According to the film supply contract, how long before expiration must the parties begin discussing contract renewal?

= Text segment =
▼

Sold To:  Seattle Film Works
          -----------------------
          1260 16th Avenue West
          -----------------------
          Seattle, WA  98119-3401
          -----------------------

Seller agrees to sell to Buyer, and Buyer agrees to purchase from Seller, during
the delivery period hereinafter provided, the following goods, subject to terms
           and conditions as stated below, and on the reverse side.


PERIOD:             January 1, 1998 thru December 31, 1999

RENEWAL PROVISION:  SFW and Agfa agree to initiate contract renewal discussions
                    at least 90 days prior to expiration

PRODUCT:            Agfacolor Negative Film

TERMS OF PAYMENT:   Net 30 DOI

ATTACHMENTS:        A

REMARKS & SPECIAL PROVISIONS:   This contract supersedes any previous agreement,
understandings, or commitments.



- --------------------------------------------------------------------------------
This agreement or order is subject to the terms and conditions set forth on the
front and back hereof.



All accounts will be reviewed after six months.  If Buyer's purchases are not at
the level forecasted herein, pricing will revert to the appropriate price group,
and Agfa Division, Bayer Corporation will issue corrected invoices reflecting
the appropriate pricing.

        ACCEPTED                       AGFA DIVISION OF BAYER CORPORATION

Dated:  May 21, 1997                   By:  Hans Kuhlmann
                                                    Signature
By:  Case H. Kuehn                     V.P. Sales
              Please Print Name                     Title
/S/ Case H. Kuehn                      BY:_______________________________
              Authorized Signature                  Signature
Vice President                         __________________________________
                       Title                        Title
 
<PAGE>
 
                             TERMS AND CONDITIONS
 
 
GENERAL
1. Prices are exclusive of taxes which, if applicable, will be shown separately
   on the invoice.

▲

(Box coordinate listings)
▼

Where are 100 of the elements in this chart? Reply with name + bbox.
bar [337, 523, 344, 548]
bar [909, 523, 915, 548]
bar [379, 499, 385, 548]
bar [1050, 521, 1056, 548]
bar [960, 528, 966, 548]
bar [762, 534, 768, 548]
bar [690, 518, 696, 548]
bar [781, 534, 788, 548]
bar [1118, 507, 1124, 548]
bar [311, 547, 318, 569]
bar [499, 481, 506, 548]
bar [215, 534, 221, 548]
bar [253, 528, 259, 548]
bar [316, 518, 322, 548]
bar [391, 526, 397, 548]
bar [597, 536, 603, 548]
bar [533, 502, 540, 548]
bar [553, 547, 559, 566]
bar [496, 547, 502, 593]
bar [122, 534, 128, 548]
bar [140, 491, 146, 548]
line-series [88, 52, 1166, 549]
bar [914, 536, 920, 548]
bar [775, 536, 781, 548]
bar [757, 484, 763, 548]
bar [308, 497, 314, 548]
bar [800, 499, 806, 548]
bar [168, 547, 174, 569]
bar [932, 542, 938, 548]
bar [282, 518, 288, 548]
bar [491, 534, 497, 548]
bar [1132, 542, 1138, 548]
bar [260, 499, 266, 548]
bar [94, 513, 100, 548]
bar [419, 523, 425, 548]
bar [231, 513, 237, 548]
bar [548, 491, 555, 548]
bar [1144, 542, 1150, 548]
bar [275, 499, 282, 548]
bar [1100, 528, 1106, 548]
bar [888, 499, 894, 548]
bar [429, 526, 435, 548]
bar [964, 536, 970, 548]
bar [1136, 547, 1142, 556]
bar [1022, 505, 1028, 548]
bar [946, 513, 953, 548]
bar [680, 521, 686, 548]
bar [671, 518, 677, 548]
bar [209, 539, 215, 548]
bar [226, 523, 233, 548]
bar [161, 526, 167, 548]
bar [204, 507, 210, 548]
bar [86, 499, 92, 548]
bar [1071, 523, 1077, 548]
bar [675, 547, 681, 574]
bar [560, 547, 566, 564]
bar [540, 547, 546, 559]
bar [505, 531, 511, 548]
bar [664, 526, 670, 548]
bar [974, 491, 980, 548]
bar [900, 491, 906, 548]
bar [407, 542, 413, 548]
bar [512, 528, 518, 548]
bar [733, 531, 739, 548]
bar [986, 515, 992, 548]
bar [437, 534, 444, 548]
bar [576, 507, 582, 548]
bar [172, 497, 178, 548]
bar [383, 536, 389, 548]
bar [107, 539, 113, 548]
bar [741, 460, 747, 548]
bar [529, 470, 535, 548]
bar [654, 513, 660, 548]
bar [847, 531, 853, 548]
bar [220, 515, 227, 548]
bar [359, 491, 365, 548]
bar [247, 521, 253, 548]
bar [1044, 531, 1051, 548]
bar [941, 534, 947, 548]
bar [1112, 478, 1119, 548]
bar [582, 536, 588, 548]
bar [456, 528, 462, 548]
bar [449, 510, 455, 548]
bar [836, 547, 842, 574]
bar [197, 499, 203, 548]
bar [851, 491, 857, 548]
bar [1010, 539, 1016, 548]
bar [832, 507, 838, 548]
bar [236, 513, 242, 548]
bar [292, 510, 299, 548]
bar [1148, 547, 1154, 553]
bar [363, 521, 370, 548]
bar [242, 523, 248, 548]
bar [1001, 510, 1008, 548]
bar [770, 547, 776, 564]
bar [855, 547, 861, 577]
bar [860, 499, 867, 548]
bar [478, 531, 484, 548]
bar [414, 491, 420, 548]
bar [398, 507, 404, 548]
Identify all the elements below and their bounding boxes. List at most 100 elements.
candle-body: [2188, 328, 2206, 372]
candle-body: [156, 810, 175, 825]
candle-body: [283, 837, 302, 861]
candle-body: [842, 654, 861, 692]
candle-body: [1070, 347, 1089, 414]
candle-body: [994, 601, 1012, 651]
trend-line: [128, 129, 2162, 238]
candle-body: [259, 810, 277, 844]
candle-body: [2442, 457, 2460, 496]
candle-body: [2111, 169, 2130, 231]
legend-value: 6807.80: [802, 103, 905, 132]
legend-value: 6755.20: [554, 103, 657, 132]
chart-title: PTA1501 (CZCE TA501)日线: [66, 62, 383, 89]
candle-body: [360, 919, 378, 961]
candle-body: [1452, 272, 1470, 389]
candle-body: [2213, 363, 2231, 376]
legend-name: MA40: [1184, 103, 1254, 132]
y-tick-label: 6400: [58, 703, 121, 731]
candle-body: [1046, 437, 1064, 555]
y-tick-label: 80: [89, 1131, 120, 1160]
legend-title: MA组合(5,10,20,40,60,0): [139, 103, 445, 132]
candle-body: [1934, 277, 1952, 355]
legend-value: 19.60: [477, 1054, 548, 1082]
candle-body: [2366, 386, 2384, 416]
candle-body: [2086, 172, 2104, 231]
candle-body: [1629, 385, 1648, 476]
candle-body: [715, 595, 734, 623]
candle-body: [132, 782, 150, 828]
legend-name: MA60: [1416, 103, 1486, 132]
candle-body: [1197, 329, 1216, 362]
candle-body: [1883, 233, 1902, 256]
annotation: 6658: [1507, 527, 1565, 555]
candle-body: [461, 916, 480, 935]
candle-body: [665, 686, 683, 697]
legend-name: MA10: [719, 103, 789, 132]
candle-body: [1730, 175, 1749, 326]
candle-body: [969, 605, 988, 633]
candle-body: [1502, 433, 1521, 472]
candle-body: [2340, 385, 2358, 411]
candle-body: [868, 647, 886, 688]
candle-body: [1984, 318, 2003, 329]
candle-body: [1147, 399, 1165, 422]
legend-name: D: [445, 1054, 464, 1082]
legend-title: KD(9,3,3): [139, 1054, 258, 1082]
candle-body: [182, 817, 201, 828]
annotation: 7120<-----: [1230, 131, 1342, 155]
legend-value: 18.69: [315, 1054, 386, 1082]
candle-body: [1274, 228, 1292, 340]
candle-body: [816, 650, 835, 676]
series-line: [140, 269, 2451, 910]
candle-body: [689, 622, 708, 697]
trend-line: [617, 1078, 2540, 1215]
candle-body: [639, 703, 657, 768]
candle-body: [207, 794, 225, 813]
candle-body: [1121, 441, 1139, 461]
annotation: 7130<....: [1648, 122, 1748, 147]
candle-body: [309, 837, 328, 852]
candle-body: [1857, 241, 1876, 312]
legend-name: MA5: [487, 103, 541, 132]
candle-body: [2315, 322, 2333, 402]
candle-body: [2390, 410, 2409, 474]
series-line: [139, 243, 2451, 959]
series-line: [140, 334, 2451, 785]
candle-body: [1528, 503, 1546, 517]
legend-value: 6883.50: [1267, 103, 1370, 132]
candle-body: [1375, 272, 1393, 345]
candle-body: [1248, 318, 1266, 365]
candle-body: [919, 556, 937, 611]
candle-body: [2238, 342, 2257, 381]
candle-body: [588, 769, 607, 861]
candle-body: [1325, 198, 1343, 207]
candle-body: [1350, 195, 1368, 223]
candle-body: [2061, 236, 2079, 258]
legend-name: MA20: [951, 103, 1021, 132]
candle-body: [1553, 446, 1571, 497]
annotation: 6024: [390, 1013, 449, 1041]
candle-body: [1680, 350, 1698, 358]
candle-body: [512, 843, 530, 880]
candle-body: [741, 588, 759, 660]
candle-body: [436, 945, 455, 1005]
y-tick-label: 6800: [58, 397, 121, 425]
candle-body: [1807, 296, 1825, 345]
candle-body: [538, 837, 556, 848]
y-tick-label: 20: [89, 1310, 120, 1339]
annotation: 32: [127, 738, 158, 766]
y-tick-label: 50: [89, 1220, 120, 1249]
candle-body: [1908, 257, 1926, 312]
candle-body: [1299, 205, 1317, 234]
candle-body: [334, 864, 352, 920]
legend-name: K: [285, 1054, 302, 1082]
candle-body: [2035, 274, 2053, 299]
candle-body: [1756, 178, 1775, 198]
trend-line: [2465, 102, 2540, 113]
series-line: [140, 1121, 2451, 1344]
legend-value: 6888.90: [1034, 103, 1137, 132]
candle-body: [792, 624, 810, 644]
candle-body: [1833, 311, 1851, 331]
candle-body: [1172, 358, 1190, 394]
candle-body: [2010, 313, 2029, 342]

▲

= Complete response =
At least 90 days before expiration.